▸ **Stored data**:
## start

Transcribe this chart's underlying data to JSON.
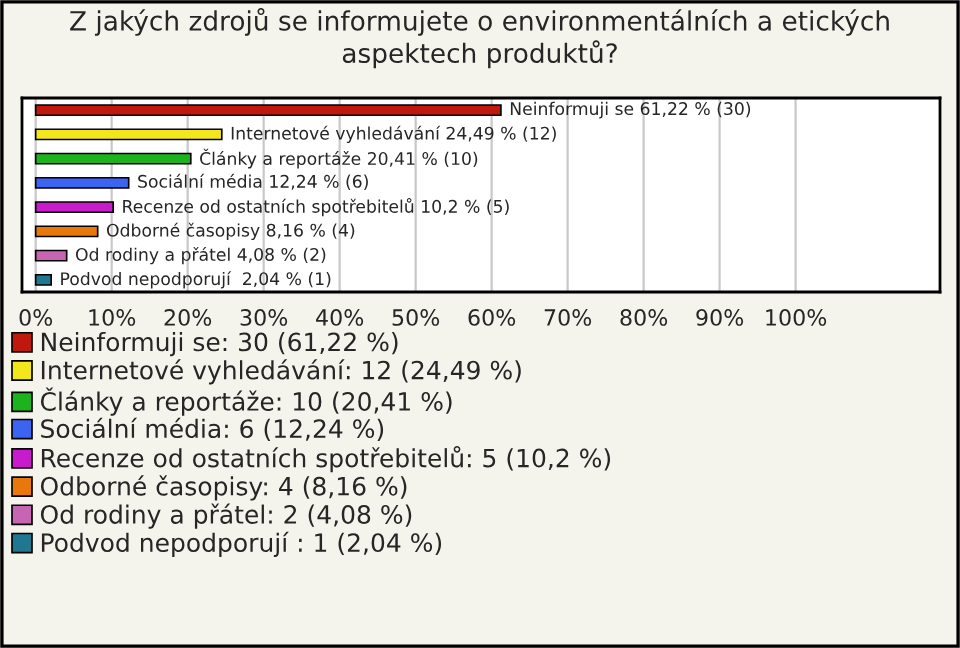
{
  "chart_data": {
    "type": "bar",
    "orientation": "horizontal",
    "title": "Z jakých zdrojů se informujete o environmentálních a etických aspektech produktů?",
    "categories": [
      null,
      null,
      null,
      null,
      null,
      null,
      null,
      null
    ],
    "series": [
      {
        "name": "Neinformuji se: 30 (61,22 %)",
        "color": "#c0180c",
        "values": [
          61.22,
          null,
          null,
          null,
          null,
          null,
          null,
          null
        ],
        "value_labels": [
          "Neinformuji se 61,22 % (30)",
          null,
          null,
          null,
          null,
          null,
          null,
          null
        ]
      },
      {
        "name": "Internetové vyhledávání: 12 (24,49 %)",
        "color": "#f4e61c",
        "values": [
          null,
          24.49,
          null,
          null,
          null,
          null,
          null,
          null
        ],
        "value_labels": [
          null,
          "Internetové vyhledávání 24,49 % (12)",
          null,
          null,
          null,
          null,
          null,
          null
        ]
      },
      {
        "name": "Články a reportáže: 10 (20,41 %)",
        "color": "#1cb41c",
        "values": [
          null,
          null,
          20.41,
          null,
          null,
          null,
          null,
          null
        ],
        "value_labels": [
          null,
          null,
          "Články a reportáže 20,41 % (10)",
          null,
          null,
          null,
          null,
          null
        ]
      },
      {
        "name": "Sociální média: 6 (12,24 %)",
        "color": "#3c64f0",
        "values": [
          null,
          null,
          null,
          12.24,
          null,
          null,
          null,
          null
        ],
        "value_labels": [
          null,
          null,
          null,
          "Sociální média 12,24 % (6)",
          null,
          null,
          null,
          null
        ]
      },
      {
        "name": "Recenze od ostatních spotřebitelů: 5 (10,2 %)",
        "color": "#c81ccc",
        "values": [
          null,
          null,
          null,
          null,
          10.2,
          null,
          null,
          null
        ],
        "value_labels": [
          null,
          null,
          null,
          null,
          "Recenze od ostatních spotřebitelů 10,2 % (5)",
          null,
          null,
          null
        ]
      },
      {
        "name": "Odborné časopisy: 4 (8,16 %)",
        "color": "#e8780c",
        "values": [
          null,
          null,
          null,
          null,
          null,
          8.16,
          null,
          null
        ],
        "value_labels": [
          null,
          null,
          null,
          null,
          null,
          "Odborné časopisy 8,16 % (4)",
          null,
          null
        ]
      },
      {
        "name": "Od rodiny a přátel: 2 (4,08 %)",
        "color": "#c864b4",
        "values": [
          null,
          null,
          null,
          null,
          null,
          null,
          4.08,
          null
        ],
        "value_labels": [
          null,
          null,
          null,
          null,
          null,
          null,
          "Od rodiny a přátel 4,08 % (2)",
          null
        ]
      },
      {
        "name": "Podvod nepodporují : 1 (2,04 %)",
        "color": "#207890",
        "values": [
          null,
          null,
          null,
          null,
          null,
          null,
          null,
          2.04
        ],
        "value_labels": [
          null,
          null,
          null,
          null,
          null,
          null,
          null,
          "Podvod nepodporují  2,04 % (1)"
        ]
      }
    ],
    "xlim": [
      -1.8,
      119
    ],
    "xticks": [
      {
        "value": 0,
        "label": "0%"
      },
      {
        "value": 10,
        "label": "10%"
      },
      {
        "value": 20,
        "label": "20%"
      },
      {
        "value": 30,
        "label": "30%"
      },
      {
        "value": 40,
        "label": "40%"
      },
      {
        "value": 50,
        "label": "50%"
      },
      {
        "value": 60,
        "label": "60%"
      },
      {
        "value": 70,
        "label": "70%"
      },
      {
        "value": 80,
        "label": "80%"
      },
      {
        "value": 90,
        "label": "90%"
      },
      {
        "value": 100,
        "label": "100%"
      }
    ],
    "grid": "x",
    "legend": "bottom"
  }
}
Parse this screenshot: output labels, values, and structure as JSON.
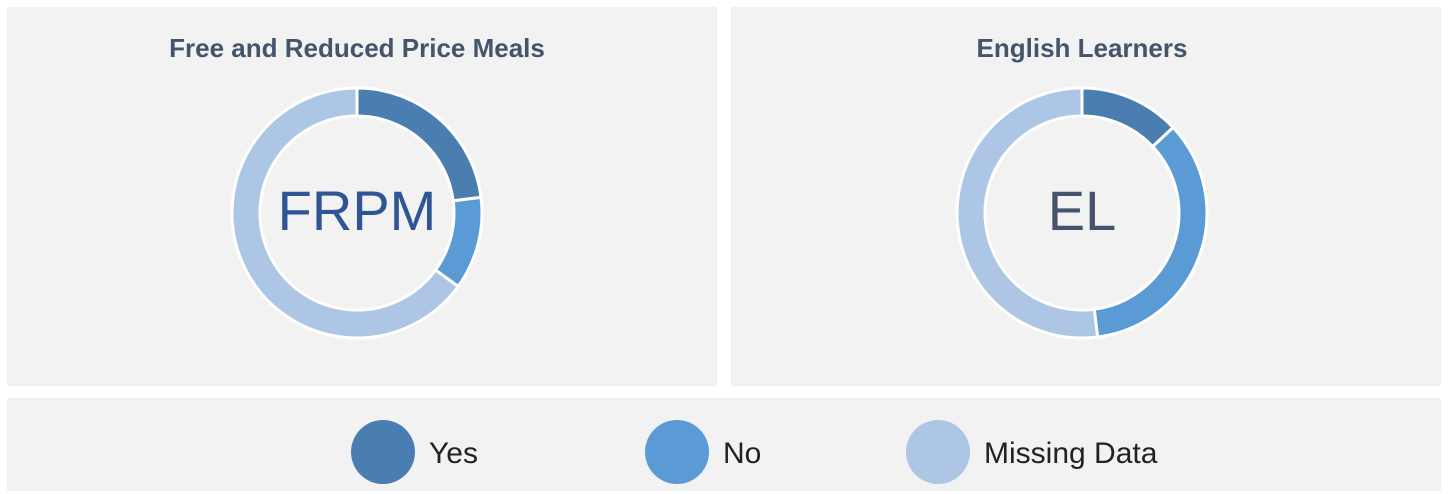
{
  "chart_data": [
    {
      "type": "pie",
      "title": "Free and Reduced Price Meals",
      "center_label": "FRPM",
      "categories": [
        "Yes",
        "No",
        "Missing Data"
      ],
      "values": [
        23,
        12,
        65
      ],
      "colors": [
        "#4a7eb0",
        "#5b9bd5",
        "#adc6e5"
      ],
      "center_color": "#2f5597"
    },
    {
      "type": "pie",
      "title": "English Learners",
      "center_label": "EL",
      "categories": [
        "Yes",
        "No",
        "Missing Data"
      ],
      "values": [
        13,
        35,
        52
      ],
      "colors": [
        "#4a7eb0",
        "#5b9bd5",
        "#adc6e5"
      ],
      "center_color": "#44546a"
    }
  ]
}
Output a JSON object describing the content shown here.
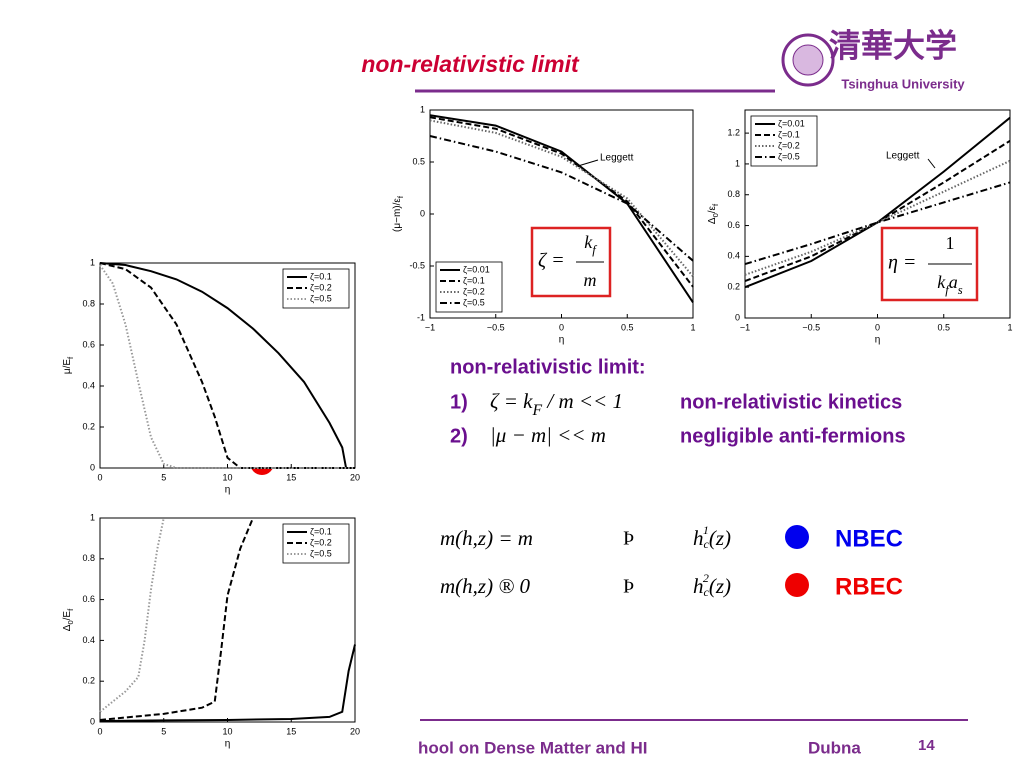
{
  "header": {
    "title": "non-relativistic limit",
    "logo_chinese": "清華大学",
    "logo_text": "Tsinghua University"
  },
  "plots": [
    {
      "type": "line",
      "xlabel": "η",
      "ylabel": [
        "μ/E",
        "f"
      ],
      "xlim": [
        0,
        20
      ],
      "ylim": [
        0,
        1
      ],
      "xticks": [
        0,
        5,
        10,
        15,
        20
      ],
      "yticks": [
        0,
        0.2,
        0.4,
        0.6,
        0.8,
        1
      ],
      "legend": "upper right",
      "series": [
        {
          "name": "ζ=0.1",
          "color": "#000000",
          "dash": "solid",
          "x": [
            0,
            2,
            4,
            6,
            8,
            10,
            12,
            14,
            16,
            18,
            19,
            19.3,
            20
          ],
          "values": [
            1,
            0.99,
            0.96,
            0.92,
            0.86,
            0.78,
            0.68,
            0.56,
            0.42,
            0.22,
            0.1,
            0,
            0
          ]
        },
        {
          "name": "ζ=0.2",
          "color": "#000000",
          "dash": "dashed",
          "x": [
            0,
            2,
            4,
            6,
            8,
            9,
            10,
            11,
            12,
            20
          ],
          "values": [
            1,
            0.97,
            0.88,
            0.7,
            0.42,
            0.25,
            0.05,
            0,
            0,
            0
          ]
        },
        {
          "name": "ζ=0.5",
          "color": "#999999",
          "dash": "dotted",
          "x": [
            0,
            1,
            2,
            3,
            4,
            5,
            6,
            20
          ],
          "values": [
            0.99,
            0.9,
            0.7,
            0.42,
            0.15,
            0.02,
            0,
            0
          ]
        }
      ]
    },
    {
      "type": "line",
      "xlabel": "η",
      "ylabel": [
        "Δ",
        "0",
        "/E",
        "f"
      ],
      "xlim": [
        0,
        20
      ],
      "ylim": [
        0,
        1
      ],
      "xticks": [
        0,
        5,
        10,
        15,
        20
      ],
      "yticks": [
        0,
        0.2,
        0.4,
        0.6,
        0.8,
        1
      ],
      "legend": "upper right",
      "series": [
        {
          "name": "ζ=0.1",
          "color": "#000000",
          "dash": "solid",
          "x": [
            0,
            5,
            10,
            15,
            18,
            19,
            19.5,
            20
          ],
          "values": [
            0.005,
            0.008,
            0.01,
            0.015,
            0.025,
            0.05,
            0.25,
            0.38
          ]
        },
        {
          "name": "ζ=0.2",
          "color": "#000000",
          "dash": "dashed",
          "x": [
            0,
            5,
            8,
            9,
            9.5,
            10,
            11,
            12
          ],
          "values": [
            0.01,
            0.04,
            0.07,
            0.1,
            0.35,
            0.62,
            0.85,
            1
          ]
        },
        {
          "name": "ζ=0.5",
          "color": "#999999",
          "dash": "dotted",
          "x": [
            0,
            1,
            2,
            3,
            3.5,
            4,
            4.5,
            5
          ],
          "values": [
            0.05,
            0.1,
            0.15,
            0.22,
            0.4,
            0.65,
            0.85,
            1
          ]
        }
      ]
    },
    {
      "type": "line",
      "xlabel": "η",
      "ylabel": [
        "(μ−m)/ε",
        "f"
      ],
      "xlim": [
        -1,
        1
      ],
      "ylim": [
        -1,
        1
      ],
      "xticks": [
        {
          "value": -1,
          "label": "−1"
        },
        {
          "value": -0.5,
          "label": "−0.5"
        },
        0,
        0.5,
        1
      ],
      "yticks": [
        -1,
        -0.5,
        0,
        0.5,
        1
      ],
      "legend": "lower left",
      "annotation": "Leggett",
      "box_formula": [
        "ζ =",
        "k",
        "f",
        "m"
      ],
      "series": [
        {
          "name": "ζ=0.01",
          "color": "#000000",
          "dash": "solid",
          "x": [
            -1,
            -0.5,
            0,
            0.5,
            1
          ],
          "values": [
            0.95,
            0.85,
            0.6,
            0.1,
            -0.85
          ]
        },
        {
          "name": "ζ=0.1",
          "color": "#000000",
          "dash": "dashed",
          "x": [
            -1,
            -0.5,
            0,
            0.5,
            1
          ],
          "values": [
            0.93,
            0.82,
            0.58,
            0.12,
            -0.7
          ]
        },
        {
          "name": "ζ=0.2",
          "color": "#666666",
          "dash": "dotted",
          "x": [
            -1,
            -0.5,
            0,
            0.5,
            1
          ],
          "values": [
            0.9,
            0.78,
            0.55,
            0.15,
            -0.6
          ]
        },
        {
          "name": "ζ=0.5",
          "color": "#000000",
          "dash": "dashdot",
          "x": [
            -1,
            -0.5,
            0,
            0.5,
            1
          ],
          "values": [
            0.75,
            0.6,
            0.4,
            0.1,
            -0.45
          ]
        }
      ]
    },
    {
      "type": "line",
      "xlabel": "η",
      "ylabel": [
        "Δ",
        "0",
        "/ε",
        "f"
      ],
      "xlim": [
        -1,
        1
      ],
      "ylim": [
        0,
        1.35
      ],
      "xticks": [
        {
          "value": -1,
          "label": "−1"
        },
        {
          "value": -0.5,
          "label": "−0.5"
        },
        0,
        0.5,
        1
      ],
      "yticks": [
        0,
        0.2,
        0.4,
        0.6,
        0.8,
        1,
        1.2
      ],
      "legend": "upper left",
      "annotation": "Leggett",
      "box_formula": [
        "η =",
        "1",
        "k",
        "f",
        "a",
        "s"
      ],
      "series": [
        {
          "name": "ζ=0.01",
          "color": "#000000",
          "dash": "solid",
          "x": [
            -1,
            -0.5,
            0,
            0.5,
            1
          ],
          "values": [
            0.2,
            0.37,
            0.62,
            0.95,
            1.3
          ]
        },
        {
          "name": "ζ=0.1",
          "color": "#000000",
          "dash": "dashed",
          "x": [
            -1,
            -0.5,
            0,
            0.5,
            1
          ],
          "values": [
            0.24,
            0.4,
            0.62,
            0.88,
            1.15
          ]
        },
        {
          "name": "ζ=0.2",
          "color": "#666666",
          "dash": "dotted",
          "x": [
            -1,
            -0.5,
            0,
            0.5,
            1
          ],
          "values": [
            0.28,
            0.43,
            0.62,
            0.82,
            1.02
          ]
        },
        {
          "name": "ζ=0.5",
          "color": "#000000",
          "dash": "dashdot",
          "x": [
            -1,
            -0.5,
            0,
            0.5,
            1
          ],
          "values": [
            0.35,
            0.48,
            0.62,
            0.75,
            0.88
          ]
        }
      ]
    }
  ],
  "conditions": {
    "heading": "non-relativistic limit:",
    "items": [
      {
        "number": "1)",
        "formula": [
          "ζ = k",
          "F",
          " / m << 1"
        ],
        "text": "non-relativistic kinetics"
      },
      {
        "number": "2)",
        "formula": [
          "|μ − m| << m"
        ],
        "text": "negligible anti-fermions"
      }
    ]
  },
  "phases": [
    {
      "lhs": "m(h,z) =  m",
      "arrow": "Þ",
      "h": [
        "h",
        "c",
        "1",
        "(z)"
      ],
      "label": "NBEC",
      "color": "#0000ee"
    },
    {
      "lhs": "m(h,z) ®  0",
      "arrow": "Þ",
      "h": [
        "h",
        "c",
        "2",
        "(z)"
      ],
      "label": "RBEC",
      "color": "#ee0000"
    }
  ],
  "footer": {
    "text": "hool on Dense Matter and HI",
    "place": "Dubna",
    "page": "14"
  }
}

## end

▸ **WHAT IS EXPECTED**: Search the listing for the word "reportáže". Copy every line in which it occurs.

▸ **REPLY TO THE EXERCISE**:
        "name": "Články a reportáže: 10 (20,41 %)",
          "Články a reportáže 20,41 % (10)",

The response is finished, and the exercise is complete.